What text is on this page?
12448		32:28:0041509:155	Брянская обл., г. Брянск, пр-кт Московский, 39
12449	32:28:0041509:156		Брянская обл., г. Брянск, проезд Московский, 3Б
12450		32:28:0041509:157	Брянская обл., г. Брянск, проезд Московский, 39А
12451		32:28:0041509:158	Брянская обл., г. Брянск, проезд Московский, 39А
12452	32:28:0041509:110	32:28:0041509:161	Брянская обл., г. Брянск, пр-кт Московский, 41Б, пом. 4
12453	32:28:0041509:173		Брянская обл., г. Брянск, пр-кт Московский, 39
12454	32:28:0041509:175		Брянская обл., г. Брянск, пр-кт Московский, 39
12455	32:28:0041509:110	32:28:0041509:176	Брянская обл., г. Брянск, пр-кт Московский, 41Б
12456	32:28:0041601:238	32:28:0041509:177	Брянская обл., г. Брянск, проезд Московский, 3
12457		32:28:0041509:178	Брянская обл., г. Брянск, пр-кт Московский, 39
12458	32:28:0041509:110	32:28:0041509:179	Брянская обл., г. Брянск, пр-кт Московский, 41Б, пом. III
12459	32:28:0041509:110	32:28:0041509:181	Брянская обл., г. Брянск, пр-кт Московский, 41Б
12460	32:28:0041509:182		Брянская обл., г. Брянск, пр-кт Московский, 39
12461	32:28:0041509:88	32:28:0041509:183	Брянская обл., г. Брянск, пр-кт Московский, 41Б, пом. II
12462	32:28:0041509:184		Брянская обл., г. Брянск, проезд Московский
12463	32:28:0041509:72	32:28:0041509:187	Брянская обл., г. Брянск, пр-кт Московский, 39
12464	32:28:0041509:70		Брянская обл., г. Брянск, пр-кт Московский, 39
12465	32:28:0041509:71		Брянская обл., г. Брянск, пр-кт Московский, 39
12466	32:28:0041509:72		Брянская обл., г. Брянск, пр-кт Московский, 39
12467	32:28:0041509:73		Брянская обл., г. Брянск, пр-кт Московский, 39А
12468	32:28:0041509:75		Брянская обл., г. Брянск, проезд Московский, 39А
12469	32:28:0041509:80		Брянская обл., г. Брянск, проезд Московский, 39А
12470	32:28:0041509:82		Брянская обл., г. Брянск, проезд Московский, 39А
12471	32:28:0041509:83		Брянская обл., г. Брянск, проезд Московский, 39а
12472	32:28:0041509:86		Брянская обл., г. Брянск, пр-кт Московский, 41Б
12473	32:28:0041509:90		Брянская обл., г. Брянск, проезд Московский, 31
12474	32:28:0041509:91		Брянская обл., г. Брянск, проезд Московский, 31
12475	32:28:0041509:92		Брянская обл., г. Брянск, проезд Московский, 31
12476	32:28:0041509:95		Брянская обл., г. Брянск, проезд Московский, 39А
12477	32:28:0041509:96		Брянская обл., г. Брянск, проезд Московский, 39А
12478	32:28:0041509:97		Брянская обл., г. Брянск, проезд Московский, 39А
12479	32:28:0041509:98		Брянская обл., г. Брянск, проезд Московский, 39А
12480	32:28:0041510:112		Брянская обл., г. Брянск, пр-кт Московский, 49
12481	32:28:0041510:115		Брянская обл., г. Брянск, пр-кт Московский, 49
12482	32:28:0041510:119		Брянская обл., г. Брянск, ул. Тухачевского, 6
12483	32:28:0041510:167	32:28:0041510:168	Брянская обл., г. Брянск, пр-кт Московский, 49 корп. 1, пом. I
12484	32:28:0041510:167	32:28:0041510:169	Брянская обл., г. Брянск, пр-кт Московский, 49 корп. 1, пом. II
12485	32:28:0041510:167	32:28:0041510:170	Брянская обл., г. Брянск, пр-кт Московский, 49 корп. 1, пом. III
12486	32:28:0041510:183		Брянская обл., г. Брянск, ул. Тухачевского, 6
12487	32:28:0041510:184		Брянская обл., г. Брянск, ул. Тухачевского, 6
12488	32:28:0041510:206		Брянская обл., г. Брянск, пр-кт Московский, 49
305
________________________________________
(SHORT PROBLEM)
Give the number of lines in the records above that contain the word "Тухачевского". Reply with that number alone.

(SOLUTION)
3